Stored data
***

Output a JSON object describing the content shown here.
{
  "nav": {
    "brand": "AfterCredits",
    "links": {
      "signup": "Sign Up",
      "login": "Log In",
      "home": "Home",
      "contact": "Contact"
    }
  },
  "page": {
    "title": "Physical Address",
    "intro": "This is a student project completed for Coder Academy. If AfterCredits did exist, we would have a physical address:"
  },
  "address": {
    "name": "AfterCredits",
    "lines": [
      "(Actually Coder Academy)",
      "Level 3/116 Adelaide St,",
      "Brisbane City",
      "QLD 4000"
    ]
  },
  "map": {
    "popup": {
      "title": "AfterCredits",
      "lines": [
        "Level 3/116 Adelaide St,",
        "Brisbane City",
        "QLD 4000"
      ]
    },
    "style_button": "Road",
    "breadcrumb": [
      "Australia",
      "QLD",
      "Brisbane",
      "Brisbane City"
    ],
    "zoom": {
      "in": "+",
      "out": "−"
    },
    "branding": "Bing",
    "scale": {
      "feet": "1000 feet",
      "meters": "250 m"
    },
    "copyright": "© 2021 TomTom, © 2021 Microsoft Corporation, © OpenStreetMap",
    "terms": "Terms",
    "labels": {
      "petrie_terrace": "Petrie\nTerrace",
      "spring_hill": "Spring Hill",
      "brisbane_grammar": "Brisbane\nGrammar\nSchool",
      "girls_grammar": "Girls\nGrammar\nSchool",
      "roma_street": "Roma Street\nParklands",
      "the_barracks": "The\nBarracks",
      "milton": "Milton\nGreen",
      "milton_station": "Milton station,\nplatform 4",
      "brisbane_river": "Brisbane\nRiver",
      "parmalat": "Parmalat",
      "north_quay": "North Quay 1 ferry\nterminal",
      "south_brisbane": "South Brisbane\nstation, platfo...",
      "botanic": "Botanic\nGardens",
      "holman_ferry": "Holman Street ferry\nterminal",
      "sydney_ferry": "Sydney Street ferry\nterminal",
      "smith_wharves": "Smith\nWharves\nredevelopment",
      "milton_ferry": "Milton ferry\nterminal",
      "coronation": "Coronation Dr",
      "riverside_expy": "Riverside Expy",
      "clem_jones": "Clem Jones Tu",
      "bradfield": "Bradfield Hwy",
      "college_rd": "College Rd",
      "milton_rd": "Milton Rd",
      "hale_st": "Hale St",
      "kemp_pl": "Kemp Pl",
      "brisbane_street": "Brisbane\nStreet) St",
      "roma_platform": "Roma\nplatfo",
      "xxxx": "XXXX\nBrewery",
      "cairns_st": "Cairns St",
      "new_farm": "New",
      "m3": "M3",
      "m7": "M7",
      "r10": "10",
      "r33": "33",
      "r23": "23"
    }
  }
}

***

◆ **AIM OF THE TASK**
Copy out the data shown above without altering anything.

◆ **REPLY**
Output a JSON object describing the content shown here.
{
  "nav": {
    "brand": "AfterCredits",
    "links": {
      "signup": "Sign Up",
      "login": "Log In",
      "home": "Home",
      "contact": "Contact"
    }
  },
  "page": {
    "title": "Physical Address",
    "intro": "This is a student project completed for Coder Academy. If AfterCredits did exist, we would have a physical address:"
  },
  "address": {
    "name": "AfterCredits",
    "lines": [
      "(Actually Coder Academy)",
      "Level 3/116 Adelaide St,",
      "Brisbane City",
      "QLD 4000"
    ]
  },
  "map": {
    "popup": {
      "title": "AfterCredits",
      "lines": [
        "Level 3/116 Adelaide St,",
        "Brisbane City",
        "QLD 4000"
      ]
    },
    "style_button": "Road",
    "breadcrumb": [
      "Australia",
      "QLD",
      "Brisbane",
      "Brisbane City"
    ],
    "zoom": {
      "in": "+",
      "out": "−"
    },
    "branding": "Bing",
    "scale": {
      "feet": "1000 feet",
      "meters": "250 m"
    },
    "copyright": "© 2021 TomTom, © 2021 Microsoft Corporation, © OpenStreetMap",
    "terms": "Terms",
    "labels": {
      "petrie_terrace": "Petrie\nTerrace",
      "spring_hill": "Spring Hill",
      "brisbane_grammar": "Brisbane\nGrammar\nSchool",
      "girls_grammar": "Girls\nGrammar\nSchool",
      "roma_street": "Roma Street\nParklands",
      "the_barracks": "The\nBarracks",
      "milton": "Milton\nGreen",
      "milton_station": "Milton station,\nplatform 4",
      "brisbane_river": "Brisbane\nRiver",
      "parmalat": "Parmalat",
      "north_quay": "North Quay 1 ferry\nterminal",
      "south_brisbane": "South Brisbane\nstation, platfo...",
      "botanic": "Botanic\nGardens",
      "holman_ferry": "Holman Street ferry\nterminal",
      "sydney_ferry": "Sydney Street ferry\nterminal",
      "smith_wharves": "Smith\nWharves\nredevelopment",
      "milton_ferry": "Milton ferry\nterminal",
      "coronation": "Coronation Dr",
      "riverside_expy": "Riverside Expy",
      "clem_jones": "Clem Jones Tu",
      "bradfield": "Bradfield Hwy",
      "college_rd": "College Rd",
      "milton_rd": "Milton Rd",
      "hale_st": "Hale St",
      "kemp_pl": "Kemp Pl",
      "brisbane_street": "Brisbane\nStreet) St",
      "roma_platform": "Roma\nplatfo",
      "xxxx": "XXXX\nBrewery",
      "cairns_st": "Cairns St",
      "new_farm": "New",
      "m3": "M3",
      "m7": "M7",
      "r10": "10",
      "r33": "33",
      "r23": "23"
    }
  }
}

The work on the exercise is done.